[Collected data]

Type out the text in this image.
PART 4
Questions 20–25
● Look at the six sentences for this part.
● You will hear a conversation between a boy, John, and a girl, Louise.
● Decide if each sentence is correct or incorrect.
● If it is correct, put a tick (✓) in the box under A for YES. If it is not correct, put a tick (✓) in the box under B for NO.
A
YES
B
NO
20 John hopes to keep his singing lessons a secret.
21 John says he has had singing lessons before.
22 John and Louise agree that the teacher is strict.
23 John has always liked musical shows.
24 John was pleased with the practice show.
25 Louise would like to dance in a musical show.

WHAT IS NEEDED:
Copy every record above exactly as it appears.

EXPECTED ANSWER:
Type out the text in this image.
PART 4
Questions 20–25
● Look at the six sentences for this part.
● You will hear a conversation between a boy, John, and a girl, Louise.
● Decide if each sentence is correct or incorrect.
● If it is correct, put a tick (✓) in the box under A for YES. If it is not correct, put a tick (✓) in the box under B for NO.
A
YES
B
NO
20 John hopes to keep his singing lessons a secret.
21 John says he has had singing lessons before.
22 John and Louise agree that the teacher is strict.
23 John has always liked musical shows.
24 John was pleased with the practice show.
25 Louise would like to dance in a musical show.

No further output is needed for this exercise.